## STATED PROBLEM
Spot each line that carries the word "batch"; copy those lines.

Records excerpted from a collection
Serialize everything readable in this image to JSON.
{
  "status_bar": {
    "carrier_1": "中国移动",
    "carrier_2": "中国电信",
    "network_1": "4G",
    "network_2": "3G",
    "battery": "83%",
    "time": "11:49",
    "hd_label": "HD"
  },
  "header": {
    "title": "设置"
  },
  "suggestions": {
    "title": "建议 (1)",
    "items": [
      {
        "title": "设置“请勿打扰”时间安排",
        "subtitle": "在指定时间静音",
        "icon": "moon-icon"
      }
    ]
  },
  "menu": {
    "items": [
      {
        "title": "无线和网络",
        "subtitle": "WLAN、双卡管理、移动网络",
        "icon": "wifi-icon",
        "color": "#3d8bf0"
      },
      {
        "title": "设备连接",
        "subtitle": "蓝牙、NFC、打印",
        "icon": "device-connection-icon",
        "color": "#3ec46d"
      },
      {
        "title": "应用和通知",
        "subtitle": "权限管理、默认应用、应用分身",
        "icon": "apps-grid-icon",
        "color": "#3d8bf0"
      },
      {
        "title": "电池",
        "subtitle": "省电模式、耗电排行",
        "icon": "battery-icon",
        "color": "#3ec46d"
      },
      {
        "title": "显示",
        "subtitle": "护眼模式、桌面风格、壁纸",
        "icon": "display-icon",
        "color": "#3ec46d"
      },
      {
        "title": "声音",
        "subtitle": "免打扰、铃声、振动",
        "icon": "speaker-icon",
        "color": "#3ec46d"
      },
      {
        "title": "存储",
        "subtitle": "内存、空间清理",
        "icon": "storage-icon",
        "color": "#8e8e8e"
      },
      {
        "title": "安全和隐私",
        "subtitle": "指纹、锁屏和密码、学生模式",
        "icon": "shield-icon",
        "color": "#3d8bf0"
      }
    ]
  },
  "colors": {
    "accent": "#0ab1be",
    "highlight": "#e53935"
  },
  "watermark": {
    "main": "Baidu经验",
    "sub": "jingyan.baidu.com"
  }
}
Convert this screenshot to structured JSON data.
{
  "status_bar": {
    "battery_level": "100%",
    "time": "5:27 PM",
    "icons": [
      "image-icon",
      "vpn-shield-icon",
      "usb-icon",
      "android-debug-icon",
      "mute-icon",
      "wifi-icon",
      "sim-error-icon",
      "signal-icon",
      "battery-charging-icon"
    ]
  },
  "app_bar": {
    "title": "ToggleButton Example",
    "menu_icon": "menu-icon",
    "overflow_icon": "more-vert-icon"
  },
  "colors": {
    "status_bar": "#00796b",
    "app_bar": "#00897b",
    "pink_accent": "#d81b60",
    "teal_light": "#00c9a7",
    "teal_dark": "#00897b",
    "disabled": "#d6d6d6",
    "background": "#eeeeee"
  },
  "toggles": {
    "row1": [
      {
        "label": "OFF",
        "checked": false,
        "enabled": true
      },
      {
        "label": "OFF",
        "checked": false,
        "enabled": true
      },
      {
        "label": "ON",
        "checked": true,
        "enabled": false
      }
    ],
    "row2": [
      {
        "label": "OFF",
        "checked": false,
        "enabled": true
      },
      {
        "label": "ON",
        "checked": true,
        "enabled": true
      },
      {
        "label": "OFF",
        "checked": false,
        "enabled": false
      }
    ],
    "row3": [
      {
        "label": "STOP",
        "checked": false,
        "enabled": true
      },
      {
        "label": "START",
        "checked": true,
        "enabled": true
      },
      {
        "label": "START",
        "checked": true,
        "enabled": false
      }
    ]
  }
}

==

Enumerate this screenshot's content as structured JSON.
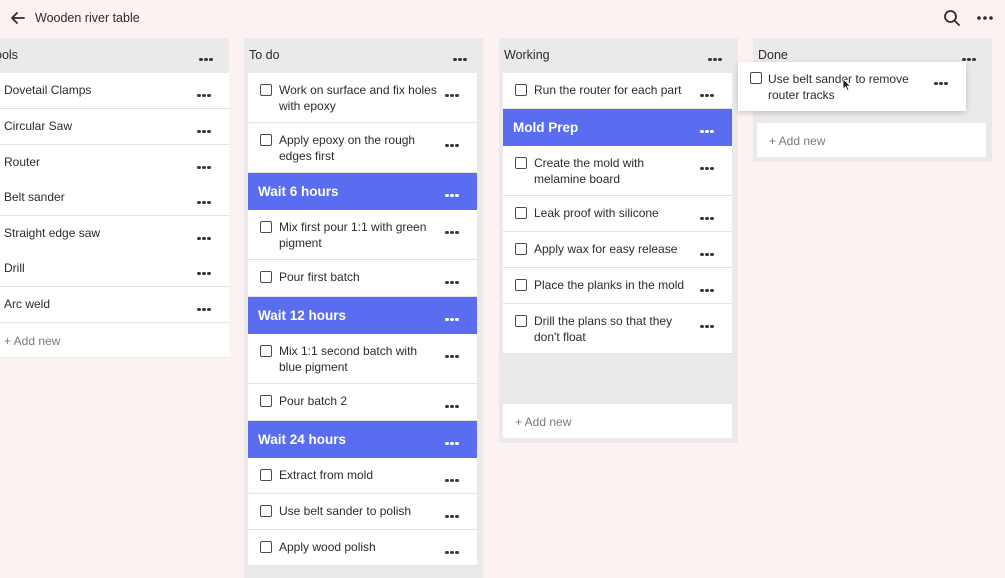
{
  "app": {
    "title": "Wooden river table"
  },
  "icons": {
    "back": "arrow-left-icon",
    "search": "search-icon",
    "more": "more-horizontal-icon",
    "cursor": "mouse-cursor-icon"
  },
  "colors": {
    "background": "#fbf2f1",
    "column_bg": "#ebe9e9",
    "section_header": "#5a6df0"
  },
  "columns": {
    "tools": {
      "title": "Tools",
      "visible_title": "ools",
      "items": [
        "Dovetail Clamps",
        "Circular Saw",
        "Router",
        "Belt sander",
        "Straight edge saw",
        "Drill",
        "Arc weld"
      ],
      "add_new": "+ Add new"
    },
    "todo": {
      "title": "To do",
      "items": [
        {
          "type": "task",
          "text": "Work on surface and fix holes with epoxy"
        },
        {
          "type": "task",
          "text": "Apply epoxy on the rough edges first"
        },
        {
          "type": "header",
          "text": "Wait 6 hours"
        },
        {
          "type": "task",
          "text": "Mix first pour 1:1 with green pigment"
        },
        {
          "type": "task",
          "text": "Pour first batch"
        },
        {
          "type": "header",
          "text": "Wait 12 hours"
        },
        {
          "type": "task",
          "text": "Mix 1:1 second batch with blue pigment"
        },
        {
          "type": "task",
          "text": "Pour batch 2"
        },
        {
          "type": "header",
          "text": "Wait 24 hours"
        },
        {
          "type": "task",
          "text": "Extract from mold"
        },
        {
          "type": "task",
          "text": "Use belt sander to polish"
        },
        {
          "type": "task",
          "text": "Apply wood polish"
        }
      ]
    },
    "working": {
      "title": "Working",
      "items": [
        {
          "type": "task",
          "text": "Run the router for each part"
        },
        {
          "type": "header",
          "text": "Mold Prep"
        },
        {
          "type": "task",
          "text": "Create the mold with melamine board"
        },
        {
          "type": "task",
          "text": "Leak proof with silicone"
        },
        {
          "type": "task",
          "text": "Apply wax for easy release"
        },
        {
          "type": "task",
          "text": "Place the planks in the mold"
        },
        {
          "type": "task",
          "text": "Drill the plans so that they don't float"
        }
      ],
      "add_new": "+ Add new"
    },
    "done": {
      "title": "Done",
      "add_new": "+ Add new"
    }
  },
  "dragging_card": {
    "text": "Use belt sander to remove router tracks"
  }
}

## OUTPUT FOR THIS TASK
          "text": "Pour first batch"
          "text": "Mix 1:1 second batch with blue pigment"
          "text": "Pour batch 2"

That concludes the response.